### THE TASK:
Search the data below for the string "xlabel". Extract every line that contains it.

--- MATERIAL TO PROCESS ---

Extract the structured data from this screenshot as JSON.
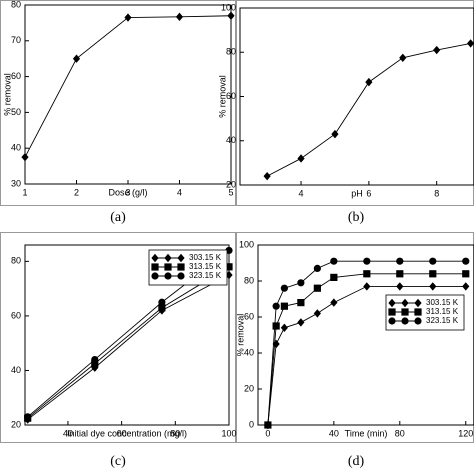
{
  "chart_data": [
    {
      "type": "line",
      "caption": "(a)",
      "xlabel": "Dose (g/l)",
      "ylabel": "% removal",
      "x": [
        1,
        2,
        3,
        4,
        5
      ],
      "values": [
        37.5,
        65,
        76.5,
        76.7,
        77
      ],
      "color": "#000000",
      "marker": "diamond",
      "xlim": [
        1,
        5
      ],
      "ylim": [
        30,
        80
      ],
      "xticks": [
        1,
        2,
        3,
        4,
        5
      ],
      "yticks": [
        30,
        40,
        50,
        60,
        70,
        80
      ]
    },
    {
      "type": "line",
      "caption": "(b)",
      "xlabel": "pH",
      "ylabel": "% removal",
      "x": [
        3,
        4,
        5,
        6,
        7,
        8,
        9
      ],
      "values": [
        24,
        32,
        43,
        66.5,
        77.5,
        81,
        84
      ],
      "color": "#000000",
      "marker": "diamond",
      "xlim": [
        2.2,
        9.1
      ],
      "ylim": [
        20,
        100
      ],
      "xticks": [
        4,
        6,
        8
      ],
      "yticks": [
        20,
        40,
        60,
        80,
        100
      ]
    },
    {
      "type": "line",
      "caption": "(c)",
      "xlabel": "Initial dye concentration (mg/l)",
      "x": [
        25,
        50,
        75,
        100
      ],
      "series": [
        {
          "name": "303.15 K",
          "color": "#000000",
          "marker": "diamond",
          "values": [
            22,
            41,
            62,
            75
          ]
        },
        {
          "name": "313.15 K",
          "color": "#000000",
          "marker": "square",
          "values": [
            22.5,
            42.5,
            63,
            78
          ]
        },
        {
          "name": "323.15 K",
          "color": "#000000",
          "marker": "circle",
          "values": [
            23,
            44,
            65,
            84
          ]
        }
      ],
      "xlim": [
        24,
        100
      ],
      "ylim": [
        20,
        86
      ],
      "xticks": [
        40,
        60,
        80,
        100
      ],
      "yticks": [
        20,
        40,
        60,
        80
      ],
      "legend": "upper-left"
    },
    {
      "type": "line",
      "caption": "(d)",
      "xlabel": "Time (min)",
      "ylabel": "% removal",
      "x": [
        0,
        5,
        10,
        20,
        30,
        40,
        60,
        80,
        100,
        120
      ],
      "series": [
        {
          "name": "303.15 K",
          "color": "#000000",
          "marker": "diamond",
          "values": [
            0,
            45,
            54,
            57,
            62,
            68,
            77,
            77,
            77,
            77
          ]
        },
        {
          "name": "313.15 K",
          "color": "#000000",
          "marker": "square",
          "values": [
            0,
            55,
            66,
            68,
            76,
            82,
            84,
            84,
            84,
            84
          ]
        },
        {
          "name": "323.15 K",
          "color": "#000000",
          "marker": "circle",
          "values": [
            0,
            66,
            76,
            79,
            87,
            91,
            91,
            91,
            91,
            91
          ]
        }
      ],
      "xlim": [
        -6,
        125
      ],
      "ylim": [
        0,
        100
      ],
      "xticks": [
        0,
        40,
        80,
        120
      ],
      "yticks": [
        0,
        20,
        40,
        60,
        80,
        100
      ],
      "legend": "center-right"
    }
  ]
}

---

### EXPECTED ANSWER:
      "xlabel": "Dose (g/l)",
      "xlabel": "pH",
      "xlabel": "Initial dye concentration (mg/l)",
      "xlabel": "Time (min)",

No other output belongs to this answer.